__TASK GOAL__:
Copy the listing below in full and skip every picture.

Data records:
(begin)

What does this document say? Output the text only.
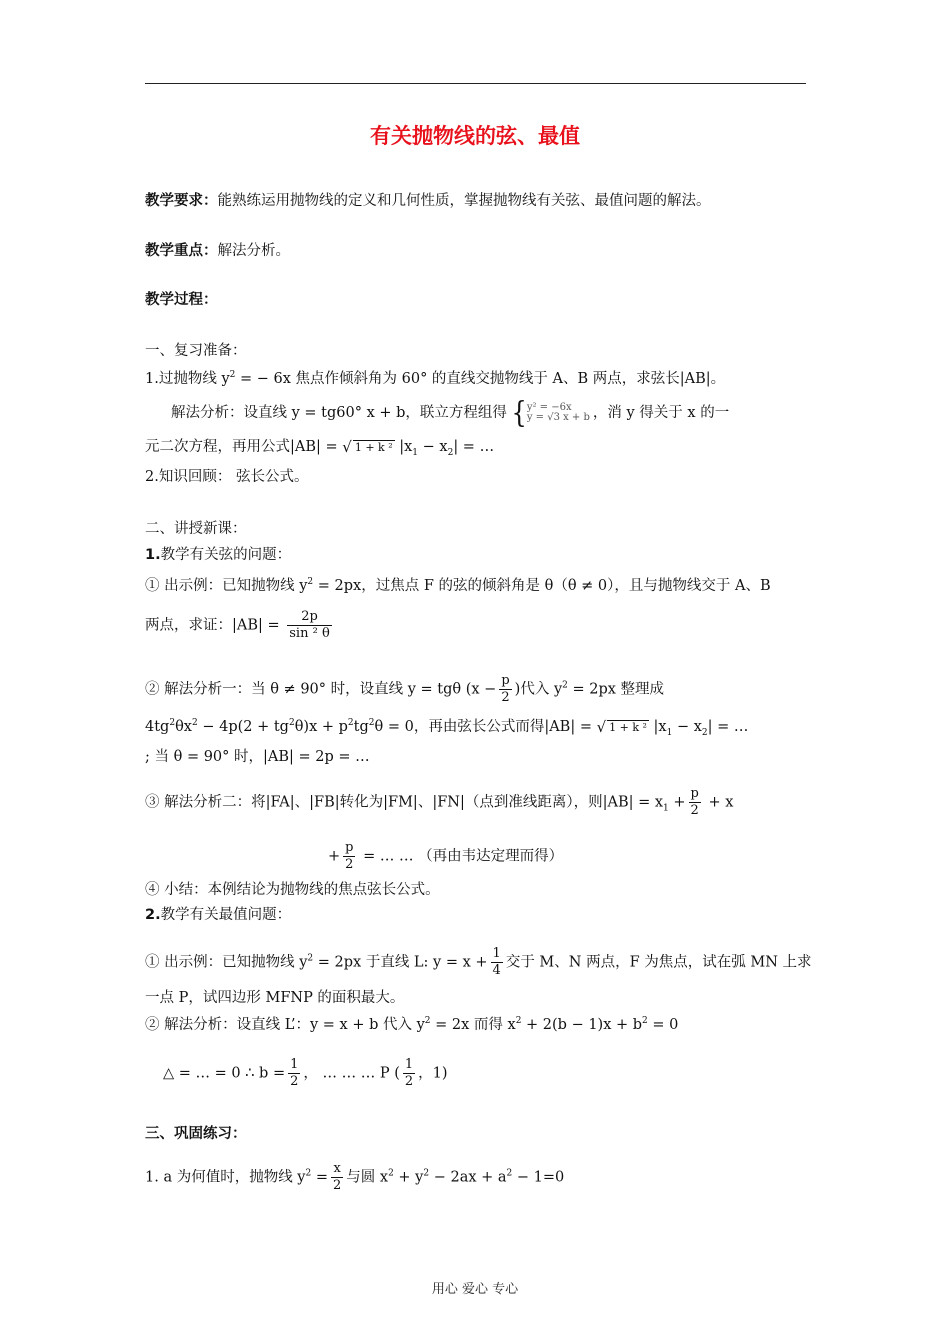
有关抛物线的弦、最值
教学要求：能熟练运用抛物线的定义和几何性质，掌握抛物线有关弦、最值问题的解法。
教学重点：解法分析。
教学过程：
一、复习准备：
1.过抛物线 $y^2$ = − 6x 焦点作倾斜角为 60° 的直线交抛物线于 A、B 两点，求弦长|AB|。
解法分析：设直线 y = tg60° x + b，联立方程组得 { y² = −6x
y = √3 x + b ，消 y 得关于 x 的一
元二次方程，再用公式|AB| = √ 1 + k ² $|x_1 - x_2|$ = …
2.知识回顾： 弦长公式。
二、讲授新课：
1.教学有关弦的问题：
① 出示例：已知抛物线 $y^2 = 2px$，过焦点 F 的弦的倾斜角是 θ（θ ≠ 0），且与抛物线交于 A、B
两点，求证：$|AB| = \frac{2p}{\text{sin ² θ}}$
② 解法分析一：当 θ ≠ 90° 时，设直线 y = tgθ ($x - \frac{p}{2}$ )代入 $y^2 = 2px$ 整理成
$4tg^2\theta x^2 - 4p(2 + tg^2\theta)x + p^2tg^2\theta = 0$，再由弦长公式而得|AB| = √ 1 + k ² $|x_1 - x_2|$ = …
; 当 θ = 90° 时，|AB| = 2p = …
③ 解法分析二：将|FA|、|FB|转化为|FM|、|FN|（点到准线距离），则$|AB| = x_1 + \frac{p}{2} + x$
+ $\frac{p}{2}$ = … … （再由韦达定理而得）
④ 小结：本例结论为抛物线的焦点弦长公式。
2.教学有关最值问题：
① 出示例：已知抛物线 $y^2 = 2px$ 于直线 L: $y = x + \frac{1}{4}$ 交于 M、N 两点，F 为焦点，试在弧 MN 上求
一点 P，试四边形 MFNP 的面积最大。
② 解法分析：设直线 L’：y = x + b 代入 $y^2 = 2x$ 而得 $x^2 + 2(b - 1)x + b^2 = 0$
△ = … = 0 ∴ $b = \frac{1}{2}$ ， … … … P ( $\frac{1}{2}$ ，1)
三、巩固练习：
1. a 为何值时，抛物线 $y^2 = \frac{x}{2}$ 与圆 $x^2 + y^2 - 2ax + a^2 - 1=0$
用心 爱心 专心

(end)

__CORRECT OUTPUT__:
What does this document say? Output the text only.
有关抛物线的弦、最值
教学要求：能熟练运用抛物线的定义和几何性质，掌握抛物线有关弦、最值问题的解法。
教学重点：解法分析。
教学过程：
一、复习准备：
1.过抛物线 $y^2$ = − 6x 焦点作倾斜角为 60° 的直线交抛物线于 A、B 两点，求弦长|AB|。
解法分析：设直线 y = tg60° x + b，联立方程组得 { y² = −6x
y = √3 x + b ，消 y 得关于 x 的一
元二次方程，再用公式|AB| = √ 1 + k ² $|x_1 - x_2|$ = …
2.知识回顾： 弦长公式。
二、讲授新课：
1.教学有关弦的问题：
① 出示例：已知抛物线 $y^2 = 2px$，过焦点 F 的弦的倾斜角是 θ（θ ≠ 0），且与抛物线交于 A、B
两点，求证：$|AB| = \frac{2p}{\text{sin ² θ}}$
② 解法分析一：当 θ ≠ 90° 时，设直线 y = tgθ ($x - \frac{p}{2}$ )代入 $y^2 = 2px$ 整理成
$4tg^2\theta x^2 - 4p(2 + tg^2\theta)x + p^2tg^2\theta = 0$，再由弦长公式而得|AB| = √ 1 + k ² $|x_1 - x_2|$ = …
; 当 θ = 90° 时，|AB| = 2p = …
③ 解法分析二：将|FA|、|FB|转化为|FM|、|FN|（点到准线距离），则$|AB| = x_1 + \frac{p}{2} + x$
+ $\frac{p}{2}$ = … … （再由韦达定理而得）
④ 小结：本例结论为抛物线的焦点弦长公式。
2.教学有关最值问题：
① 出示例：已知抛物线 $y^2 = 2px$ 于直线 L: $y = x + \frac{1}{4}$ 交于 M、N 两点，F 为焦点，试在弧 MN 上求
一点 P，试四边形 MFNP 的面积最大。
② 解法分析：设直线 L’：y = x + b 代入 $y^2 = 2x$ 而得 $x^2 + 2(b - 1)x + b^2 = 0$
△ = … = 0 ∴ $b = \frac{1}{2}$ ， … … … P ( $\frac{1}{2}$ ，1)
三、巩固练习：
1. a 为何值时，抛物线 $y^2 = \frac{x}{2}$ 与圆 $x^2 + y^2 - 2ax + a^2 - 1=0$
用心 爱心 专心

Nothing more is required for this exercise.